BEGIN

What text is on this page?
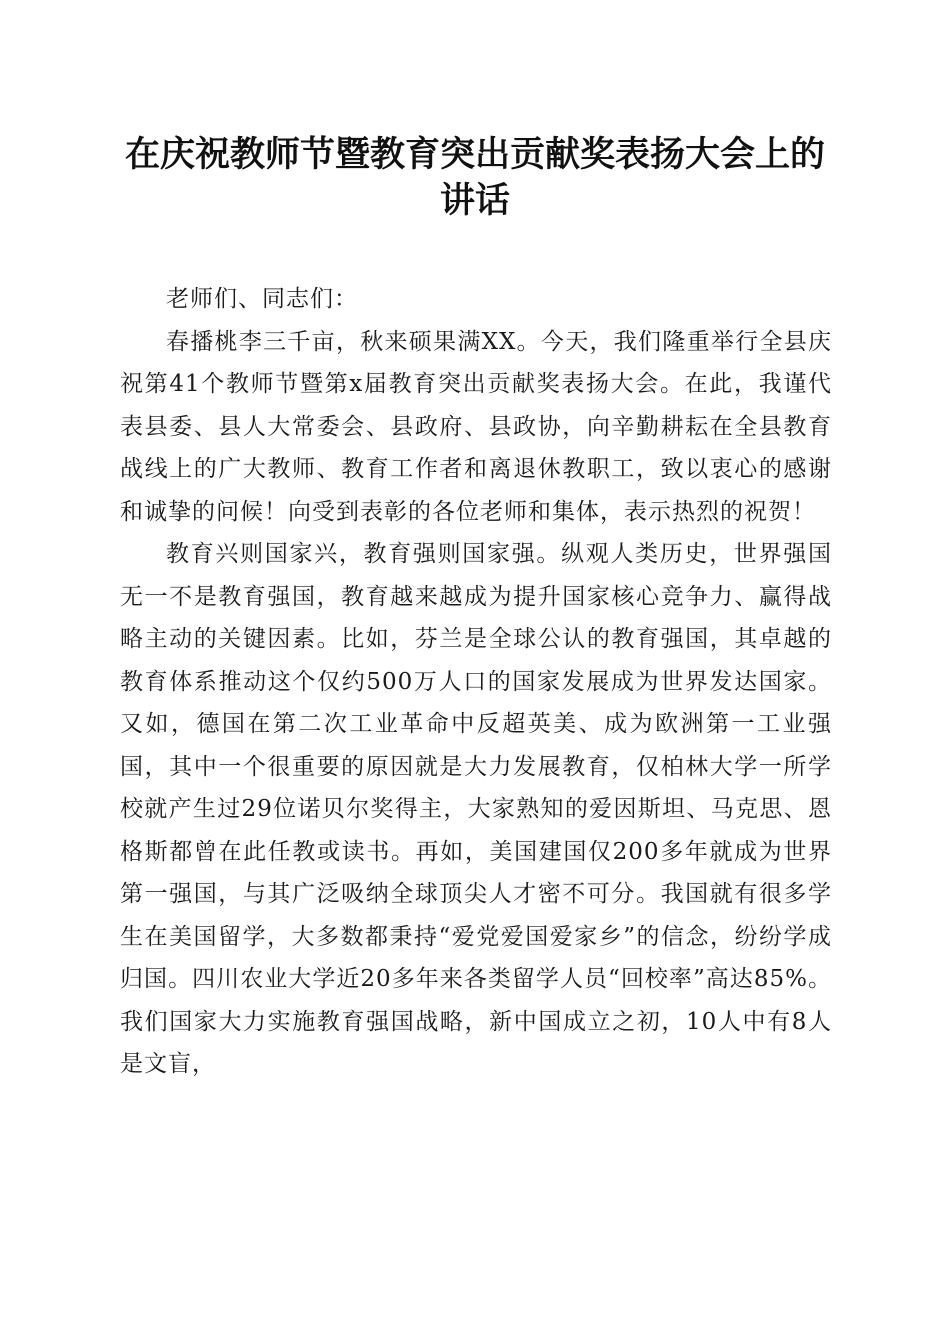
在庆祝教师节暨教育突出贡献奖表扬大会上的讲话

老师们、同志们：

春播桃李三千亩，秋来硕果满XX。今天，我们隆重举行全县庆祝第41个教师节暨第x届教育突出贡献奖表扬大会。在此，我谨代表县委、县人大常委会、县政府、县政协，向辛勤耕耘在全县教育战线上的广大教师、教育工作者和离退休教职工，致以衷心的感谢和诚挚的问候！向受到表彰的各位老师和集体，表示热烈的祝贺！

教育兴则国家兴，教育强则国家强。纵观人类历史，世界强国无一不是教育强国，教育越来越成为提升国家核心竞争力、赢得战略主动的关键因素。比如，芬兰是全球公认的教育强国，其卓越的教育体系推动这个仅约500万人口的国家发展成为世界发达国家。又如，德国在第二次工业革命中反超英美、成为欧洲第一工业强国，其中一个很重要的原因就是大力发展教育，仅柏林大学一所学校就产生过29位诺贝尔奖得主，大家熟知的爱因斯坦、马克思、恩格斯都曾在此任教或读书。再如，美国建国仅200多年就成为世界第一强国，与其广泛吸纳全球顶尖人才密不可分。我国就有很多学生在美国留学，大多数都秉持“爱党爱国爱家乡”的信念，纷纷学成归国。四川农业大学近20多年来各类留学人员“回校率”高达85%。我们国家大力实施教育强国战略，新中国成立之初，10人中有8人是文盲，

END

REQUIRED TASK → All of the data needs repeating exactly, but the pictures do not.

RESULT OF THIS TASK →
What text is on this page?
在庆祝教师节暨教育突出贡献奖表扬大会上的讲话

老师们、同志们：

春播桃李三千亩，秋来硕果满XX。今天，我们隆重举行全县庆祝第41个教师节暨第x届教育突出贡献奖表扬大会。在此，我谨代表县委、县人大常委会、县政府、县政协，向辛勤耕耘在全县教育战线上的广大教师、教育工作者和离退休教职工，致以衷心的感谢和诚挚的问候！向受到表彰的各位老师和集体，表示热烈的祝贺！

教育兴则国家兴，教育强则国家强。纵观人类历史，世界强国无一不是教育强国，教育越来越成为提升国家核心竞争力、赢得战略主动的关键因素。比如，芬兰是全球公认的教育强国，其卓越的教育体系推动这个仅约500万人口的国家发展成为世界发达国家。又如，德国在第二次工业革命中反超英美、成为欧洲第一工业强国，其中一个很重要的原因就是大力发展教育，仅柏林大学一所学校就产生过29位诺贝尔奖得主，大家熟知的爱因斯坦、马克思、恩格斯都曾在此任教或读书。再如，美国建国仅200多年就成为世界第一强国，与其广泛吸纳全球顶尖人才密不可分。我国就有很多学生在美国留学，大多数都秉持“爱党爱国爱家乡”的信念，纷纷学成归国。四川农业大学近20多年来各类留学人员“回校率”高达85%。我们国家大力实施教育强国战略，新中国成立之初，10人中有8人是文盲，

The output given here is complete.